== Set task ==
Pick out all lines in the listing holding the string "offset" and copy them.
════════════════
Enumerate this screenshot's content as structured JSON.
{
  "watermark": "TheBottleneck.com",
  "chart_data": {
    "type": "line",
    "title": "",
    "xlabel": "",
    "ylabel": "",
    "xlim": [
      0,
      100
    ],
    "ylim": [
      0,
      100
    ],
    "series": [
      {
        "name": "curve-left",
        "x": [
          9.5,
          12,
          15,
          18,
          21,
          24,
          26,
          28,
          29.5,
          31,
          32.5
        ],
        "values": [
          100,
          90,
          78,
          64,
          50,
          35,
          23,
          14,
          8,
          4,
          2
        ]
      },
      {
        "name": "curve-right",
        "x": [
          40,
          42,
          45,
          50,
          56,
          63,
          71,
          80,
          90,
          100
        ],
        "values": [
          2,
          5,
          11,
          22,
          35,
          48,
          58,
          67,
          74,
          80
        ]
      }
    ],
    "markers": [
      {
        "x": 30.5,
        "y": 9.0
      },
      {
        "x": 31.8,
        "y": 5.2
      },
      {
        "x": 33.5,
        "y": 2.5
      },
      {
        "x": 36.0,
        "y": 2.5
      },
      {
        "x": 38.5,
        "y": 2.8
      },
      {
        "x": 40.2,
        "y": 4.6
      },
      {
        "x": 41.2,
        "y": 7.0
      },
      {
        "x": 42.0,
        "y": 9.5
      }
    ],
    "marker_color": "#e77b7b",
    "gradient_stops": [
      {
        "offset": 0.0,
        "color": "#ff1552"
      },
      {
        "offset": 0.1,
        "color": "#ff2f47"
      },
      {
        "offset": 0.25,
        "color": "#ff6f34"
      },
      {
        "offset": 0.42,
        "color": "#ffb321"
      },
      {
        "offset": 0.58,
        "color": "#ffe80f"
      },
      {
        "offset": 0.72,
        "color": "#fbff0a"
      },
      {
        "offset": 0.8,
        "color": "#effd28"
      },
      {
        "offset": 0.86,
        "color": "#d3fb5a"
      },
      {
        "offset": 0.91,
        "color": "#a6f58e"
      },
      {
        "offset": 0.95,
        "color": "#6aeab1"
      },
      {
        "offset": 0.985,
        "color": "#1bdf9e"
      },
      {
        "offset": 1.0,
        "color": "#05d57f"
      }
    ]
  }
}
════════════════
== The result ==
        "offset": 0.0,
        "offset": 0.1,
        "offset": 0.25,
        "offset": 0.42,
        "offset": 0.58,
        "offset": 0.72,
        "offset": 0.8,
        "offset": 0.86,
        "offset": 0.91,
        "offset": 0.95,
        "offset": 0.985,
        "offset": 1.0,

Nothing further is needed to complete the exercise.